- Exercise aim -
Make an exact copy of the records, with the pictures left out.

Extracted data entries:
☆ ☆ ☆ ☆ ☆ ☆ ☆

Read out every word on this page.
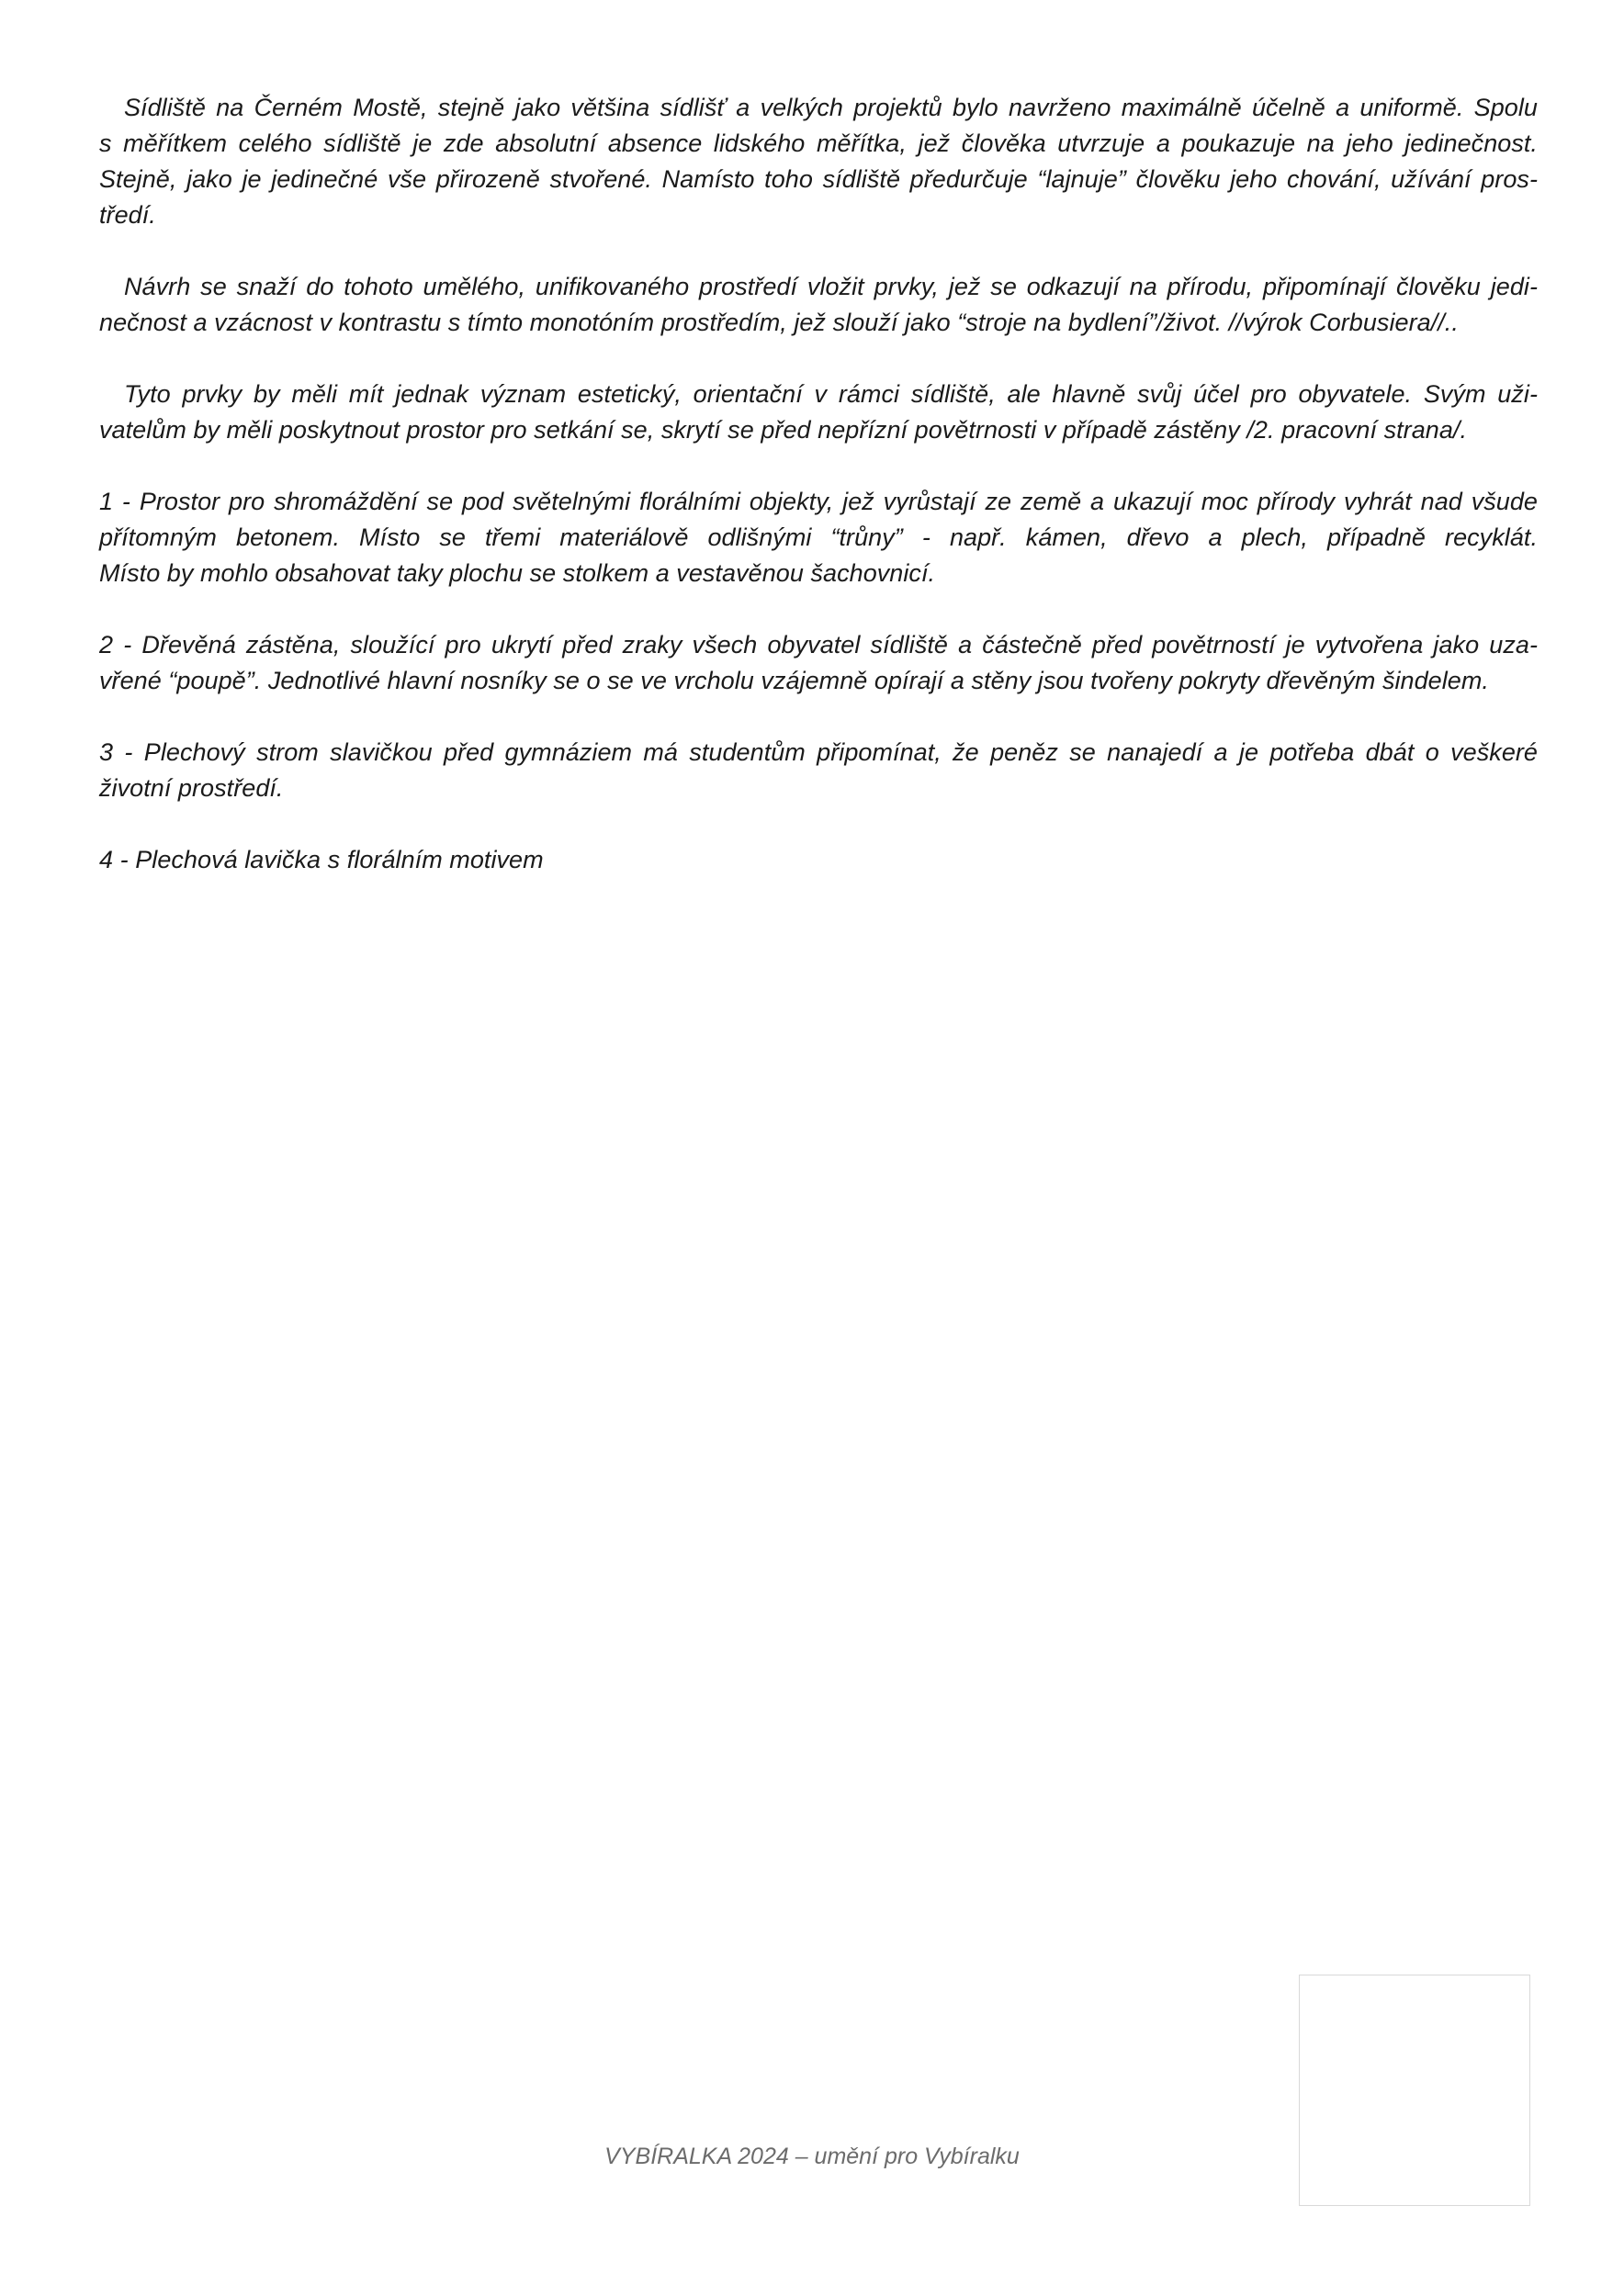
Sídliště na Černém Mostě, stejně jako většina sídlišť a velkých projektů bylo navrženo maximálně účelně a uniformě. Spolu
s měřítkem celého sídliště je zde absolutní absence lidského měřítka, jež člověka utvrzuje a poukazuje na jeho jedinečnost.
Stejně, jako je jedinečné vše přirozeně stvořené. Namísto toho sídliště předurčuje “lajnuje” člověku jeho chování, užívání pros-
tředí.

Návrh se snaží do tohoto umělého, unifikovaného prostředí vložit prvky, jež se odkazují na přírodu, připomínají člověku jedi-
nečnost a vzácnost v kontrastu s tímto monotóním prostředím, jež slouží jako “stroje na bydlení”/život. //výrok Corbusiera//..

Tyto prvky by měli mít jednak význam estetický, orientační v rámci sídliště, ale hlavně svůj účel pro obyvatele. Svým uži-
vatelům by měli poskytnout prostor pro setkání se, skrytí se před nepřízní povětrnosti v případě zástěny /2. pracovní strana/.

1 - Prostor pro shromáždění se pod světelnými florálními objekty, jež vyrůstají ze země a ukazují moc přírody vyhrát nad všude
přítomným betonem. Místo se třemi materiálově odlišnými “trůny” - např. kámen, dřevo a plech, případně recyklát.
Místo by mohlo obsahovat taky plochu se stolkem a vestavěnou šachovnicí.

2 - Dřevěná zástěna, sloužící pro ukrytí před zraky všech obyvatel sídliště a částečně před povětrností je vytvořena jako uza-
vřené “poupě”. Jednotlivé hlavní nosníky se o se ve vrcholu vzájemně opírají a stěny jsou tvořeny pokryty dřevěným šindelem.

3 - Plechový strom slavičkou před gymnáziem má studentům připomínat, že peněz se nanajedí a je potřeba dbát o veškeré
životní prostředí.

4 - Plechová lavička s florálním motivem

VYBÍRALKA 2024 – umění pro Vybíralku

☆ ☆ ☆ ☆ ☆ ☆ ☆

- Answer in full -
Read out every word on this page.
Sídliště na Černém Mostě, stejně jako většina sídlišť a velkých projektů bylo navrženo maximálně účelně a uniformě. Spolu
s měřítkem celého sídliště je zde absolutní absence lidského měřítka, jež člověka utvrzuje a poukazuje na jeho jedinečnost.
Stejně, jako je jedinečné vše přirozeně stvořené. Namísto toho sídliště předurčuje “lajnuje” člověku jeho chování, užívání pros-
tředí.

Návrh se snaží do tohoto umělého, unifikovaného prostředí vložit prvky, jež se odkazují na přírodu, připomínají člověku jedi-
nečnost a vzácnost v kontrastu s tímto monotóním prostředím, jež slouží jako “stroje na bydlení”/život. //výrok Corbusiera//..

Tyto prvky by měli mít jednak význam estetický, orientační v rámci sídliště, ale hlavně svůj účel pro obyvatele. Svým uži-
vatelům by měli poskytnout prostor pro setkání se, skrytí se před nepřízní povětrnosti v případě zástěny /2. pracovní strana/.

1 - Prostor pro shromáždění se pod světelnými florálními objekty, jež vyrůstají ze země a ukazují moc přírody vyhrát nad všude
přítomným betonem. Místo se třemi materiálově odlišnými “trůny” - např. kámen, dřevo a plech, případně recyklát.
Místo by mohlo obsahovat taky plochu se stolkem a vestavěnou šachovnicí.

2 - Dřevěná zástěna, sloužící pro ukrytí před zraky všech obyvatel sídliště a částečně před povětrností je vytvořena jako uza-
vřené “poupě”. Jednotlivé hlavní nosníky se o se ve vrcholu vzájemně opírají a stěny jsou tvořeny pokryty dřevěným šindelem.

3 - Plechový strom slavičkou před gymnáziem má studentům připomínat, že peněz se nanajedí a je potřeba dbát o veškeré
životní prostředí.

4 - Plechová lavička s florálním motivem

VYBÍRALKA 2024 – umění pro Vybíralku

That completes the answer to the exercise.